* _Data for the task_
···

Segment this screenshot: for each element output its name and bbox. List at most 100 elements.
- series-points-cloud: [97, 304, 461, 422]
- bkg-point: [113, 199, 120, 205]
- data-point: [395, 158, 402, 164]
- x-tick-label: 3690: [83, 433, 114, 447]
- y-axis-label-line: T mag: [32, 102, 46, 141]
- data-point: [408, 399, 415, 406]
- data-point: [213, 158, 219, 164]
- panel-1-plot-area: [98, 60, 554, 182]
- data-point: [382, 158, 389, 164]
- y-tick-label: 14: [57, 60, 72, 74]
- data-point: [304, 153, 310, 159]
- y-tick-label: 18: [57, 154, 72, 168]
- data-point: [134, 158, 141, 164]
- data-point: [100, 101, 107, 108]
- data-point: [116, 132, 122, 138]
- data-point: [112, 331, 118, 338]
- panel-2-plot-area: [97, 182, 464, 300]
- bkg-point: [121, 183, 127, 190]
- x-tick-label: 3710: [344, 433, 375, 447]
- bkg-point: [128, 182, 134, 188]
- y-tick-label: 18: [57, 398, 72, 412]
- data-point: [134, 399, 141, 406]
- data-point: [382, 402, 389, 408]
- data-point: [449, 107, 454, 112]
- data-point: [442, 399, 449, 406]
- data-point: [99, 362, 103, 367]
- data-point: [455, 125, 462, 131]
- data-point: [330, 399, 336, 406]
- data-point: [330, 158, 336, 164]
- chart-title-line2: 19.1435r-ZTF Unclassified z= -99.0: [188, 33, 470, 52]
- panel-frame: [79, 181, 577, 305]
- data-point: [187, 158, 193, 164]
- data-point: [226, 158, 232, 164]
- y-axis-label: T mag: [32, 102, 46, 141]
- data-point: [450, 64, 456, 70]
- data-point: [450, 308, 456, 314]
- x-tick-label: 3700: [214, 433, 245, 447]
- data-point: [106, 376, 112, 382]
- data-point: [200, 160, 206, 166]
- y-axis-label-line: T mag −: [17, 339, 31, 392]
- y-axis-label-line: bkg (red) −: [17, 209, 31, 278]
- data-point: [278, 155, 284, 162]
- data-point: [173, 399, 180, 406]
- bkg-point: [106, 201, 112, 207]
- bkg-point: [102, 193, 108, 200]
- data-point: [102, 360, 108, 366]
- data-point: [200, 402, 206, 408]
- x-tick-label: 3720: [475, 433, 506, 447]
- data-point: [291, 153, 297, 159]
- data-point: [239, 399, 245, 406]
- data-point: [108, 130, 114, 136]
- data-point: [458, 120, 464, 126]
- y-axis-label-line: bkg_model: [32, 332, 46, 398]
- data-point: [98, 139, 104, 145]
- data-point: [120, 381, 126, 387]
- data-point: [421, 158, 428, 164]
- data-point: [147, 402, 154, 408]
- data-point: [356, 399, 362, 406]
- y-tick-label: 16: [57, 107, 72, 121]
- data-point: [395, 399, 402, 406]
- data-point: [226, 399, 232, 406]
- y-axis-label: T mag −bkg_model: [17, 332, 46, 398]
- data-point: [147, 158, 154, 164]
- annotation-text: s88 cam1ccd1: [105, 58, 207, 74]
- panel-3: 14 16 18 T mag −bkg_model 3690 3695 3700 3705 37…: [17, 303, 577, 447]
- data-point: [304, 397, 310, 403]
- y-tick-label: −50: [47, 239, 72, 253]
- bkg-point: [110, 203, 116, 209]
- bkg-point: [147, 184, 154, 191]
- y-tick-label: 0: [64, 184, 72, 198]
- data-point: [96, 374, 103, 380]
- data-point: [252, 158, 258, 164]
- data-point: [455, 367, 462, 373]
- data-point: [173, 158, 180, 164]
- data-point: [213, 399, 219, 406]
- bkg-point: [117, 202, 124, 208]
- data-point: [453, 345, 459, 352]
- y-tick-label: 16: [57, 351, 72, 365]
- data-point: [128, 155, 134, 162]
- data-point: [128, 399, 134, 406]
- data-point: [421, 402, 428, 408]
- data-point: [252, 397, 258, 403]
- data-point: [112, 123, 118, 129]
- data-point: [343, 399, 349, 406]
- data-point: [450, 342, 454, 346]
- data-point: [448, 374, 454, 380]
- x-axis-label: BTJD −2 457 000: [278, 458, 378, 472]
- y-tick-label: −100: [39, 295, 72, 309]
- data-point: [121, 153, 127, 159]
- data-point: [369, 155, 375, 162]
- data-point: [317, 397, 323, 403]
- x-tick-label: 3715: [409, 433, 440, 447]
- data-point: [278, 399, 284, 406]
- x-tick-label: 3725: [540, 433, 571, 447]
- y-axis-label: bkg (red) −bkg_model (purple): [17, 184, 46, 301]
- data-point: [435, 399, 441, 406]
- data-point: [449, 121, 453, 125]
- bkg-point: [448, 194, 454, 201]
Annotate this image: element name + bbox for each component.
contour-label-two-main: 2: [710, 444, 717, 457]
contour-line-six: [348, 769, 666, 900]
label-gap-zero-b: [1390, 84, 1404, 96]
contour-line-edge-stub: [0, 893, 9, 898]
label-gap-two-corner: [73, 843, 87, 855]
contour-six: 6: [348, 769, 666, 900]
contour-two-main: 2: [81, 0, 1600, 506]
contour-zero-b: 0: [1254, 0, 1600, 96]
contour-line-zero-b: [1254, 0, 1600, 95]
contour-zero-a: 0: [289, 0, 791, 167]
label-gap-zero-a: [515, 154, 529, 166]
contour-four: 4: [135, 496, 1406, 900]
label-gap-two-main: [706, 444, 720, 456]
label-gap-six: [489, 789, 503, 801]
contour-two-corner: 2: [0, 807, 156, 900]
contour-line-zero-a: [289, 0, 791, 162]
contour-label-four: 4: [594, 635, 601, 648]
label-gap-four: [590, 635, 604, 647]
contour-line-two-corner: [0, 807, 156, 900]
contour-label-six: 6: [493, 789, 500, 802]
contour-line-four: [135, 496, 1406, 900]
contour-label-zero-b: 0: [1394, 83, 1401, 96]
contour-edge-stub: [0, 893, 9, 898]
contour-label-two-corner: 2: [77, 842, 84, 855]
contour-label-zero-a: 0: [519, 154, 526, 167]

···

* _Work instructions_
Reproduce all of the entries above line for line, keeping every character unchanged.

* _Solution to this problem_
Segment this screenshot: for each element output its name and bbox. List at most 100 elements.
- series-points-cloud: [97, 304, 461, 422]
- bkg-point: [113, 199, 120, 205]
- data-point: [395, 158, 402, 164]
- x-tick-label: 3690: [83, 433, 114, 447]
- y-axis-label-line: T mag: [32, 102, 46, 141]
- data-point: [408, 399, 415, 406]
- data-point: [213, 158, 219, 164]
- panel-1-plot-area: [98, 60, 554, 182]
- data-point: [382, 158, 389, 164]
- y-tick-label: 14: [57, 60, 72, 74]
- data-point: [304, 153, 310, 159]
- y-tick-label: 18: [57, 154, 72, 168]
- data-point: [134, 158, 141, 164]
- data-point: [100, 101, 107, 108]
- data-point: [116, 132, 122, 138]
- data-point: [112, 331, 118, 338]
- panel-2-plot-area: [97, 182, 464, 300]
- bkg-point: [121, 183, 127, 190]
- x-tick-label: 3710: [344, 433, 375, 447]
- bkg-point: [128, 182, 134, 188]
- y-tick-label: 18: [57, 398, 72, 412]
- data-point: [134, 399, 141, 406]
- data-point: [382, 402, 389, 408]
- data-point: [449, 107, 454, 112]
- data-point: [442, 399, 449, 406]
- data-point: [99, 362, 103, 367]
- data-point: [455, 125, 462, 131]
- data-point: [330, 399, 336, 406]
- data-point: [330, 158, 336, 164]
- chart-title-line2: 19.1435r-ZTF Unclassified z= -99.0: [188, 33, 470, 52]
- panel-frame: [79, 181, 577, 305]
- data-point: [187, 158, 193, 164]
- data-point: [226, 158, 232, 164]
- y-axis-label: T mag: [32, 102, 46, 141]
- data-point: [450, 64, 456, 70]
- data-point: [450, 308, 456, 314]
- x-tick-label: 3700: [214, 433, 245, 447]
- data-point: [106, 376, 112, 382]
- data-point: [200, 160, 206, 166]
- y-axis-label-line: T mag −: [17, 339, 31, 392]
- y-axis-label-line: bkg (red) −: [17, 209, 31, 278]
- data-point: [278, 155, 284, 162]
- data-point: [173, 399, 180, 406]
- bkg-point: [106, 201, 112, 207]
- bkg-point: [102, 193, 108, 200]
- data-point: [102, 360, 108, 366]
- data-point: [200, 402, 206, 408]
- x-tick-label: 3720: [475, 433, 506, 447]
- data-point: [291, 153, 297, 159]
- data-point: [239, 399, 245, 406]
- data-point: [108, 130, 114, 136]
- data-point: [458, 120, 464, 126]
- y-axis-label-line: bkg_model: [32, 332, 46, 398]
- data-point: [98, 139, 104, 145]
- data-point: [120, 381, 126, 387]
- data-point: [421, 158, 428, 164]
- data-point: [147, 402, 154, 408]
- data-point: [356, 399, 362, 406]
- y-tick-label: 16: [57, 107, 72, 121]
- data-point: [395, 399, 402, 406]
- data-point: [226, 399, 232, 406]
- y-axis-label: T mag −bkg_model: [17, 332, 46, 398]
- data-point: [147, 158, 154, 164]
- annotation-text: s88 cam1ccd1: [105, 58, 207, 74]
- panel-3: 14 16 18 T mag −bkg_model 3690 3695 3700 3705 37…: [17, 303, 577, 447]
- data-point: [304, 397, 310, 403]
- y-tick-label: −50: [47, 239, 72, 253]
- bkg-point: [110, 203, 116, 209]
- bkg-point: [147, 184, 154, 191]
- y-tick-label: 0: [64, 184, 72, 198]
- data-point: [96, 374, 103, 380]
- data-point: [252, 158, 258, 164]
- data-point: [455, 367, 462, 373]
- data-point: [173, 158, 180, 164]
- data-point: [213, 399, 219, 406]
- bkg-point: [117, 202, 124, 208]
- data-point: [453, 345, 459, 352]
- y-tick-label: 16: [57, 351, 72, 365]
- data-point: [128, 155, 134, 162]
- data-point: [128, 399, 134, 406]
- data-point: [421, 402, 428, 408]
- data-point: [252, 397, 258, 403]
- data-point: [112, 123, 118, 129]
- data-point: [343, 399, 349, 406]
- data-point: [450, 342, 454, 346]
- data-point: [448, 374, 454, 380]
- x-axis-label: BTJD −2 457 000: [278, 458, 378, 472]
- y-tick-label: −100: [39, 295, 72, 309]
- data-point: [121, 153, 127, 159]
- data-point: [369, 155, 375, 162]
- data-point: [317, 397, 323, 403]
- x-tick-label: 3715: [409, 433, 440, 447]
- data-point: [278, 399, 284, 406]
- x-tick-label: 3725: [540, 433, 571, 447]
- y-axis-label: bkg (red) −bkg_model (purple): [17, 184, 46, 301]
- data-point: [435, 399, 441, 406]
- data-point: [449, 121, 453, 125]
- bkg-point: [448, 194, 454, 201]
Annotate this image: element name + bbox for each component.
contour-label-two-main: 2: [710, 444, 717, 457]
contour-line-six: [348, 769, 666, 900]
label-gap-zero-b: [1390, 84, 1404, 96]
contour-line-edge-stub: [0, 893, 9, 898]
label-gap-two-corner: [73, 843, 87, 855]
contour-six: 6: [348, 769, 666, 900]
contour-two-main: 2: [81, 0, 1600, 506]
contour-zero-b: 0: [1254, 0, 1600, 96]
contour-line-zero-b: [1254, 0, 1600, 95]
contour-zero-a: 0: [289, 0, 791, 167]
label-gap-zero-a: [515, 154, 529, 166]
contour-four: 4: [135, 496, 1406, 900]
label-gap-two-main: [706, 444, 720, 456]
label-gap-six: [489, 789, 503, 801]
contour-two-corner: 2: [0, 807, 156, 900]
contour-line-zero-a: [289, 0, 791, 162]
contour-label-four: 4: [594, 635, 601, 648]
label-gap-four: [590, 635, 604, 647]
contour-line-two-corner: [0, 807, 156, 900]
contour-label-six: 6: [493, 789, 500, 802]
contour-line-four: [135, 496, 1406, 900]
contour-label-zero-b: 0: [1394, 83, 1401, 96]
contour-edge-stub: [0, 893, 9, 898]
contour-label-two-corner: 2: [77, 842, 84, 855]
contour-label-zero-a: 0: [519, 154, 526, 167]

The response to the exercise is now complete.